---------- Available records
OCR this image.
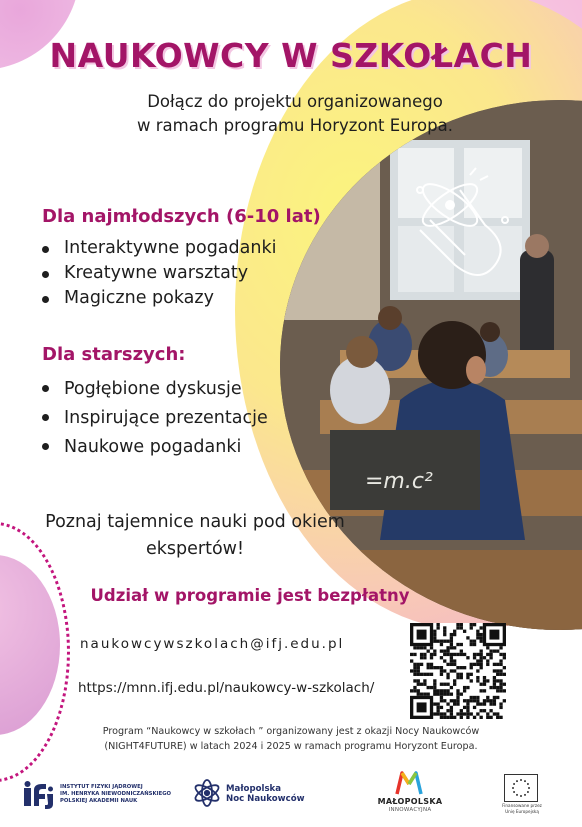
=m.c²
NAUKOWCY W SZKOŁACH

Dołącz do projektu organizowanego
w ramach programu Horyzont Europa.

Dla najmłodszych (6-10 lat)
Interaktywne pogadanki
Kreatywne warsztaty
Magiczne pokazy
Dla starszych:
Pogłębione dyskusje
Inspirujące prezentacje
Naukowe pogadanki

Poznaj tajemnice nauki pod okiem
ekspertów!

Udział w programie jest bezpłatny

naukowcywszkolach@ifj.edu.pl

https://mnn.ifj.edu.pl/naukowcy-w-szkolach/

Program “Naukowcy w szkołach ” organizowany jest z okazji Nocy Naukowców
(NIGHT4FUTURE) w latach 2024 i 2025 w ramach programu Horyzont Europa.

INSTYTUT FIZYKI JĄDROWEJ
IM. HENRYKA NIEWODNICZAŃSKIEGO
POLSKIEJ AKADEMII NAUK
Małopolska
Noc Naukowców	MAŁOPOLSKA
INNOWACYJNA
Finansowane przez
Unię Europejską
--------------------
● **Do this**: Go through the records and show every line with the string "jest" in it.

● **Expected output**:
Udział w programie jest bezpłatny
Program “Naukowcy w szkołach ” organizowany jest z okazji Nocy Naukowców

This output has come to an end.